SHORT PROBLEM — Go through the records and show each line where the word "Brytania" occurs.

RECORDS FOR THIS TASK —

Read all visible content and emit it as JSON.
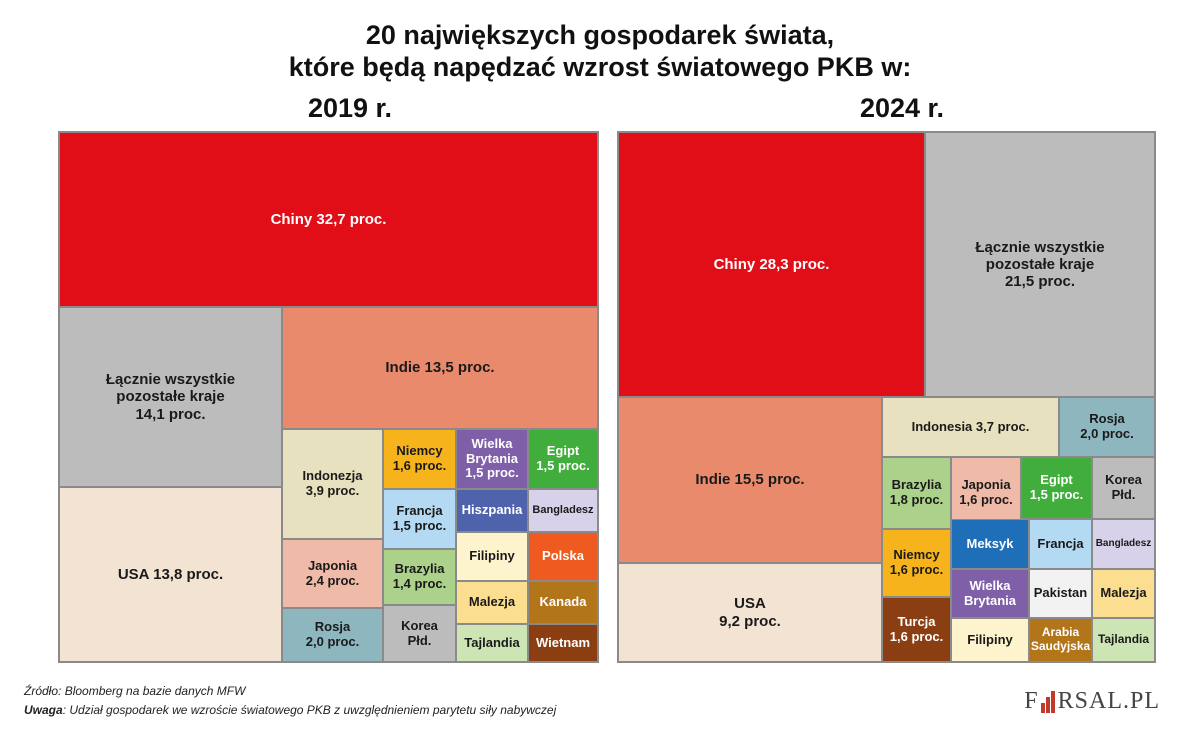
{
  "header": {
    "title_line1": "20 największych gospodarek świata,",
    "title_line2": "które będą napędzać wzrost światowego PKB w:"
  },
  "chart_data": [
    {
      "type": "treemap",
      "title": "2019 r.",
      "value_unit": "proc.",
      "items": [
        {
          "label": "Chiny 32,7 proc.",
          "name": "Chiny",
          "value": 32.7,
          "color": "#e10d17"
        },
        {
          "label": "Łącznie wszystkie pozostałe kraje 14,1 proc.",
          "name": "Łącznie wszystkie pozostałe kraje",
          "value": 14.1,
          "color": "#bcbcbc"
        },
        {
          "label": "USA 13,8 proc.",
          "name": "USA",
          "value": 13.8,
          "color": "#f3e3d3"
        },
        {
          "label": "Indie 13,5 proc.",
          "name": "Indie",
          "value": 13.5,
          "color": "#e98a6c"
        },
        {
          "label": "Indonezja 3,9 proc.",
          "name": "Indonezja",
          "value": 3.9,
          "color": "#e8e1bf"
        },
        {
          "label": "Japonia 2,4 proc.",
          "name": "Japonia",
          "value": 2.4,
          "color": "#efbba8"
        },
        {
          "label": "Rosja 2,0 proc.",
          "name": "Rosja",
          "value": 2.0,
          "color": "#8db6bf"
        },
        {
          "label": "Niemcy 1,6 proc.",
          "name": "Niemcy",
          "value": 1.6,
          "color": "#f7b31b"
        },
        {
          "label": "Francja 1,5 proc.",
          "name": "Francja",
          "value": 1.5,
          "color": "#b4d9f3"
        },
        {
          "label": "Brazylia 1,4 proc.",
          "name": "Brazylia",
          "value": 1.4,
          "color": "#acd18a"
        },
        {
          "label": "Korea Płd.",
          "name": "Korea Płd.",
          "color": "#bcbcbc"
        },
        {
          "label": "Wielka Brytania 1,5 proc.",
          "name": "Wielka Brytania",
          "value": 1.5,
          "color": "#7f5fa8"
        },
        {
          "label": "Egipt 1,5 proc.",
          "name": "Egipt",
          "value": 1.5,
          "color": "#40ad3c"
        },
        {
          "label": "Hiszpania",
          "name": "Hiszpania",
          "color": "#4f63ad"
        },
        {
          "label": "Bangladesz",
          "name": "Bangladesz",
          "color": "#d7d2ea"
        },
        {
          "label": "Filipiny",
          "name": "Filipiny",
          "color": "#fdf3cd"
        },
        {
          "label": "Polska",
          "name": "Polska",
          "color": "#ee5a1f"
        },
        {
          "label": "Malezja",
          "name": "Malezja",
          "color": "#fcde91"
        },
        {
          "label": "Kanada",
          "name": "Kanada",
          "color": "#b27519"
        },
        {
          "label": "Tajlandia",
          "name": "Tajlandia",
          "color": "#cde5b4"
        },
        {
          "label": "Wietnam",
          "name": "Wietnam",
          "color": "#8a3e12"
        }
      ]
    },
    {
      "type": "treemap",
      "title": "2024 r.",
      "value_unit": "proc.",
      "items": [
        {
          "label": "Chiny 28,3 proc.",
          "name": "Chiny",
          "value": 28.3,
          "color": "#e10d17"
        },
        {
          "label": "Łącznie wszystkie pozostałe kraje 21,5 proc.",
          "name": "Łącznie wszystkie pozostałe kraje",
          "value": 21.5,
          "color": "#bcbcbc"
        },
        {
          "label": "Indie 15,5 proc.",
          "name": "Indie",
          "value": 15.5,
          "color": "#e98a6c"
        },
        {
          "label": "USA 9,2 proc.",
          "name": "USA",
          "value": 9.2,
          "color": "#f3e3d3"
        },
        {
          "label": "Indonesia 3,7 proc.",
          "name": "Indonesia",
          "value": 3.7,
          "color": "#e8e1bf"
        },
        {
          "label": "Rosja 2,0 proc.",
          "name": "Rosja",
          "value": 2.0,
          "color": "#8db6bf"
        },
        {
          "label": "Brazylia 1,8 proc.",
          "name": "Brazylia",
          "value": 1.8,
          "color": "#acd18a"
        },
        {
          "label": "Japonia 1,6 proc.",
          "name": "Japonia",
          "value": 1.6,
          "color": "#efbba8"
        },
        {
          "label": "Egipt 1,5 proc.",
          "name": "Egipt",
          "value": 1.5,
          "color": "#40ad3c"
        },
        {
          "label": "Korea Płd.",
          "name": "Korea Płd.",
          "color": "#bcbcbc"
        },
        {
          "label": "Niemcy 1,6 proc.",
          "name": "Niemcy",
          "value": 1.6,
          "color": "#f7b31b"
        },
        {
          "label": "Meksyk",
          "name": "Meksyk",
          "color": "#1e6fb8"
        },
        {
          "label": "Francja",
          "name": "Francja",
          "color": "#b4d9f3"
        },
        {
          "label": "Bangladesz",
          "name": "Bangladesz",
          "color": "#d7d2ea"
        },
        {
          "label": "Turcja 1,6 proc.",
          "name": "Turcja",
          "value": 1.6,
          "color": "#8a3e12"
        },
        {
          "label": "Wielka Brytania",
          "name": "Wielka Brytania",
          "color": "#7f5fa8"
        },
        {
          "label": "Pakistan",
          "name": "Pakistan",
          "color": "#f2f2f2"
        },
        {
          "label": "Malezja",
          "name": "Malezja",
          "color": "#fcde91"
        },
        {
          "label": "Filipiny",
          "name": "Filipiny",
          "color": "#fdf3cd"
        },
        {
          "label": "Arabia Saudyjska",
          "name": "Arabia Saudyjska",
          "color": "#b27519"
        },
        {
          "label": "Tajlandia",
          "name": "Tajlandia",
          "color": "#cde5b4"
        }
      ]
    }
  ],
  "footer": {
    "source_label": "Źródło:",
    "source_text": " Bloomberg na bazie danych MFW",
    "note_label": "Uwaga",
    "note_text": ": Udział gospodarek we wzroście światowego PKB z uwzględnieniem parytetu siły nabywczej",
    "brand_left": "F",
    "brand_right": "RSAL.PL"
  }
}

...

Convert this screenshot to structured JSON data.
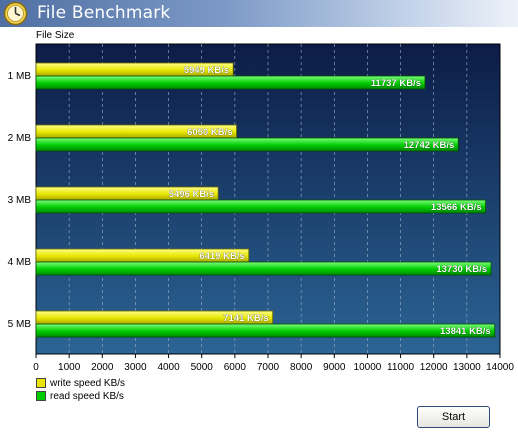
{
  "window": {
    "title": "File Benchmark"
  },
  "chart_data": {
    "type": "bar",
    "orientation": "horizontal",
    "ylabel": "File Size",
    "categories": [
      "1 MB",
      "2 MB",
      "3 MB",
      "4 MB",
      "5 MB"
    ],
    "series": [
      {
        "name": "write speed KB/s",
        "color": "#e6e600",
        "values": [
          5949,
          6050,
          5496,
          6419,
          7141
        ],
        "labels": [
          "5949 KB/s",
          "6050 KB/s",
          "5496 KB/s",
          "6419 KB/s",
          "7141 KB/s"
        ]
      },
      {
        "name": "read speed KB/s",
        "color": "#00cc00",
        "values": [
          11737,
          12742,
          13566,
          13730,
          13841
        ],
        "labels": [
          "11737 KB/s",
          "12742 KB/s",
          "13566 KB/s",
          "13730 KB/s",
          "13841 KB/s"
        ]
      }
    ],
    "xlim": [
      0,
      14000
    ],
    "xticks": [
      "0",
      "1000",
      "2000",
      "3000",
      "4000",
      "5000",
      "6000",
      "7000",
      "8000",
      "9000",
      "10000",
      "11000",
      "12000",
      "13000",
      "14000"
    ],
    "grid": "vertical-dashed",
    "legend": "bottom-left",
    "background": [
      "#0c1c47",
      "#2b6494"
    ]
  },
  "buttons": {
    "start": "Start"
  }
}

THE SOLUTION —
          "label": "Wielka Brytania 1,5 proc.",
          "name": "Wielka Brytania",
          "label": "Wielka Brytania",
          "name": "Wielka Brytania",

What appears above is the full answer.